Italia straniera per sbarcare in Europa

Conte si affida all'"inglese" Pellè e all'oriundo Eder. E fa convivere Verratti con Pirlo: "Possono giocare insieme"

Si è definito un sarto che fa l'abito con il materiale che ha. E in quaranta giorni, il periodo delle ultime 4 tappe del girone, dovrà cucire un vestito che ci conduca al traguardo minimo, magari con il primo posto. Antonio Conte è stato chiaro: vuole intanto battere tra oggi e domenica Malta e Bulgaria per mettere un piede e mezzo agli Europei. Anche se il successo non è ancora arrivato nel 2015. «Ogni mancata vittoria è per l'Italia un fallimento», così Conte. Che non pensa ad altro, neppure all'eventuale rinnovo contrattuale che il presidente Tavecchio è pronto a sottoscrivere subito o al processo sportivo che lo vedrà di nuovo protagonista probabilmente non prima di novembre.

Nel rush finale di queste qualificazioni Conte ha tante sfide davanti a sè: trovare un bomber, far convivere Pirlo e Verratti, inserire gradualmente nel gruppo i giovani dell'Under 21 di Di Biagio, anche se quest'ultimo passaggio arriverà solo con la qualificazione in tasca. E l'avviso ai naviganti lanciato nel primo giorno di Coverciano («solo chi gioca potrà essere titolare in azzurro»), fa capire come il lavoro del ct sarà difficilissimo. Il fatto che Conte abbia dovuto attingere molto dai campionati esteri, dove molti degli azzurri sono emigrati, è lo specchio della realtà con la quale il ct si trova a fare i conti.

- - - -

→ LAVORO RICHIESTO: Elenca le sfide che, secondo l'articolo sull'Italia di Conte, il ct ha davanti a sé nel rush finale delle qualificazioni.

Dati di analisi dell'impaginazione

- - - -

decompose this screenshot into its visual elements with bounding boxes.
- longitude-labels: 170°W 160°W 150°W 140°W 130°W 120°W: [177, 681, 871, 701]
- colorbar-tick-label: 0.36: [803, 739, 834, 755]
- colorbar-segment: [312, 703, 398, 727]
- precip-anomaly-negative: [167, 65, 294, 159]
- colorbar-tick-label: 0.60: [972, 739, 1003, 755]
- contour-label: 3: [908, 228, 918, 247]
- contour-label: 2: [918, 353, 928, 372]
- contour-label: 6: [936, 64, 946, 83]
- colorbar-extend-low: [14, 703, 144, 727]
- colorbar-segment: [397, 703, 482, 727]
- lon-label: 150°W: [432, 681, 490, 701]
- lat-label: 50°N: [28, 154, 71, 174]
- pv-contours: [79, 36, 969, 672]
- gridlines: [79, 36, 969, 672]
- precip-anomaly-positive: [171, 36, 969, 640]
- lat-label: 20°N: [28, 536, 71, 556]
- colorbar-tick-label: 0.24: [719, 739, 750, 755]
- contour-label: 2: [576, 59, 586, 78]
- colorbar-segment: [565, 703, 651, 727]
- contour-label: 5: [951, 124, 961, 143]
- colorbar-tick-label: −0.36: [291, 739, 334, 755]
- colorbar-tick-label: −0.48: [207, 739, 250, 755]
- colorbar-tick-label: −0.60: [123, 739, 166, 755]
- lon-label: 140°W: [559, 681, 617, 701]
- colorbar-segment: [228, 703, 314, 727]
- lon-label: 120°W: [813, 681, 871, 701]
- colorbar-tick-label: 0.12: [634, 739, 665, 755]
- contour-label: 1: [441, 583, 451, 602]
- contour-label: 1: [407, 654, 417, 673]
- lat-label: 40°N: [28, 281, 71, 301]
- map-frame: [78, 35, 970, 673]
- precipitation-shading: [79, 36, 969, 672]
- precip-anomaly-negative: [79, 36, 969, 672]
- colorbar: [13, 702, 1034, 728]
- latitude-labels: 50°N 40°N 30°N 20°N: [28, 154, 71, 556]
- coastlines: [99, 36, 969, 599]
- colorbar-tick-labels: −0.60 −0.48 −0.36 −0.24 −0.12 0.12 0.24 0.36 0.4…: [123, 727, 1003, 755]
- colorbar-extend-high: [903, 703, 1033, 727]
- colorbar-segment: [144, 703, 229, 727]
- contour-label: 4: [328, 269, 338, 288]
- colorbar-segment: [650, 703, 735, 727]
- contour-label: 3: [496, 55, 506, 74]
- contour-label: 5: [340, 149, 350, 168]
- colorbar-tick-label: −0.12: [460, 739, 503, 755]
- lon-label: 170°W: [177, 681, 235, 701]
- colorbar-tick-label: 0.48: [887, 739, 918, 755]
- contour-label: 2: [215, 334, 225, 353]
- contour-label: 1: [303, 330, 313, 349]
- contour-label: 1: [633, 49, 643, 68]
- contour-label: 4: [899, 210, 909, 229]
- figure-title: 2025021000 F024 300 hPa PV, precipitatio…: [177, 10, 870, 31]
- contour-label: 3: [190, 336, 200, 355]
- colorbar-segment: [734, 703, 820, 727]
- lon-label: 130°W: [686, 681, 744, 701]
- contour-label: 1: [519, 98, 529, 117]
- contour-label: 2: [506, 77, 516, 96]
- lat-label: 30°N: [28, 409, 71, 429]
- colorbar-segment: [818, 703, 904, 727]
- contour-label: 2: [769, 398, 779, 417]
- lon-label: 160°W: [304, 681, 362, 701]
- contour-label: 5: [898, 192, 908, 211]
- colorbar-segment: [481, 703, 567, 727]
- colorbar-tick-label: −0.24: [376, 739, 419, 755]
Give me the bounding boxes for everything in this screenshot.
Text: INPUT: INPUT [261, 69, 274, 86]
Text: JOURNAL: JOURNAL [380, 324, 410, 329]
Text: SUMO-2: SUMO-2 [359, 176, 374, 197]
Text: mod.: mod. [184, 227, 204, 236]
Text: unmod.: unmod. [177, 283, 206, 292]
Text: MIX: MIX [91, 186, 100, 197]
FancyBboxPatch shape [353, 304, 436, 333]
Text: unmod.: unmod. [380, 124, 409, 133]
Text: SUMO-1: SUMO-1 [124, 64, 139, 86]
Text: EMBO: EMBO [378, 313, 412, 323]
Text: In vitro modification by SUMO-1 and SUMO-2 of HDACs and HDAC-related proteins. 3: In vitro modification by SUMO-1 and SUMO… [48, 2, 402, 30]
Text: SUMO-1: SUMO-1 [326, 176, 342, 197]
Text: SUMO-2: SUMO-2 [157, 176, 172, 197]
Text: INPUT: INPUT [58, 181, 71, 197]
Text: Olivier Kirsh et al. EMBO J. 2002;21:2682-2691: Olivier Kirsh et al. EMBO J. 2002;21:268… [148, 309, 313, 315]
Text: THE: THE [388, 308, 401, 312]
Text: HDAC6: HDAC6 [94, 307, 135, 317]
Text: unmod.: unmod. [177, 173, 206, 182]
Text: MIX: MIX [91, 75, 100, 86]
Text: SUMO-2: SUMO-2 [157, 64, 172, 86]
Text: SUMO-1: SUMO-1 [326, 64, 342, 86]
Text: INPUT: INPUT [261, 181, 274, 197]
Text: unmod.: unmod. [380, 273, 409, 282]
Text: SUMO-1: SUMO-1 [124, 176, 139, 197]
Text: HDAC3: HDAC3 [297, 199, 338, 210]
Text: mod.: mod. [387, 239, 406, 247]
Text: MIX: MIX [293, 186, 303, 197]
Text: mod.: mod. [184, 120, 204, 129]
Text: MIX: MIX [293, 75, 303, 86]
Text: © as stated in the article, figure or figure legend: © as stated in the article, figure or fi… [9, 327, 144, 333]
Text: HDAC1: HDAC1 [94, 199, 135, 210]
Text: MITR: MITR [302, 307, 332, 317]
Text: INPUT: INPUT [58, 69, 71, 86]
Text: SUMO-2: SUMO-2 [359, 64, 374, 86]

- - - -

→ RISPOSTA AL COMPITO:
- Trovare un bomber
- Far convivere Pirlo e Verratti
- Inserire gradualmente nel gruppo i giovani dell'Under 21 di Di Biagio